▸ **WHAT IS ASKED**
Report each line of the data that includes the word "this".

▸ **DATA LINES**
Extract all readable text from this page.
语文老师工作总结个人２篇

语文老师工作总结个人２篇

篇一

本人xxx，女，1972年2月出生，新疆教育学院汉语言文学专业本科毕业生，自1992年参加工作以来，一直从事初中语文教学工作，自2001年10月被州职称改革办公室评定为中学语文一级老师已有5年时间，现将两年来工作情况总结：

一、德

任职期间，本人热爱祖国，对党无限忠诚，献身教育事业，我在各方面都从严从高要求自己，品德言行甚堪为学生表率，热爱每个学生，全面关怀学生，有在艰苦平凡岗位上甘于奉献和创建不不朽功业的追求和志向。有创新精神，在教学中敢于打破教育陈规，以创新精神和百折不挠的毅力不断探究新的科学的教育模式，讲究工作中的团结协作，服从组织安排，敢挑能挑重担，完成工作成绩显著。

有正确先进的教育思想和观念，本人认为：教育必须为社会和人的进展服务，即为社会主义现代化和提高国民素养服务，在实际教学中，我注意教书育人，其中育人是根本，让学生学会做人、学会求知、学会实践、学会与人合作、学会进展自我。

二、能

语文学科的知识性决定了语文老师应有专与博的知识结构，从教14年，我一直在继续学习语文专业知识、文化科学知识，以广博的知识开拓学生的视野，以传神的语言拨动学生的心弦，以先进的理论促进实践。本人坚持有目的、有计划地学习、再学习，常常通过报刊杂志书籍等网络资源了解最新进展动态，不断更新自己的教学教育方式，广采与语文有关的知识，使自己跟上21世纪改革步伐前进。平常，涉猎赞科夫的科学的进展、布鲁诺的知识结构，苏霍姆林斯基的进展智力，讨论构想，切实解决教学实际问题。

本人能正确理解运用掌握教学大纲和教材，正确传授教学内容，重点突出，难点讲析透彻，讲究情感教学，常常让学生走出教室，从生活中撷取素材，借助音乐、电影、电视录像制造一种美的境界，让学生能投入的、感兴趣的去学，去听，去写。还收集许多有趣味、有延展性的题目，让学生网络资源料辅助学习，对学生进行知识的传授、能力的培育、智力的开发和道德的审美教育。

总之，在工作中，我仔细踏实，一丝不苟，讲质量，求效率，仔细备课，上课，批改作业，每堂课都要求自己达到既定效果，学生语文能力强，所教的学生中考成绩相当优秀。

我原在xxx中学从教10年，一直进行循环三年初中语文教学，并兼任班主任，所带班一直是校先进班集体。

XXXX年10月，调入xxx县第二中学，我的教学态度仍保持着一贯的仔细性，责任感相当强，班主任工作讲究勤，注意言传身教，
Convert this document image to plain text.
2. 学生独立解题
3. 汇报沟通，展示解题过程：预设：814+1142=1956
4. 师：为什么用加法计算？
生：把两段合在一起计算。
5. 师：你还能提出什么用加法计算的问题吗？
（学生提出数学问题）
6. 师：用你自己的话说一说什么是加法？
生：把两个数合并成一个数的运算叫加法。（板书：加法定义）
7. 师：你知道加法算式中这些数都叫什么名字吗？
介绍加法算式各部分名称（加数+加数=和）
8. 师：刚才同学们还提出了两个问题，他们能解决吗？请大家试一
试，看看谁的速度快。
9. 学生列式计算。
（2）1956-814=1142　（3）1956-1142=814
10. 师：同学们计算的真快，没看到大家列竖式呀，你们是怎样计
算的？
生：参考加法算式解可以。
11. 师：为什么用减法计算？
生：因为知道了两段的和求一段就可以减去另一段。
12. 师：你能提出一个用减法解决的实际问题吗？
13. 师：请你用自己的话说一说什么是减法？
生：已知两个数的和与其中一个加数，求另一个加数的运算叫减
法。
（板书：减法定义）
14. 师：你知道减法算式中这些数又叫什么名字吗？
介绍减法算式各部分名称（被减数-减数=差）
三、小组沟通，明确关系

▸ **RESULT BELOW**
Extract all readable text from this page.
Convert this document image to plain text.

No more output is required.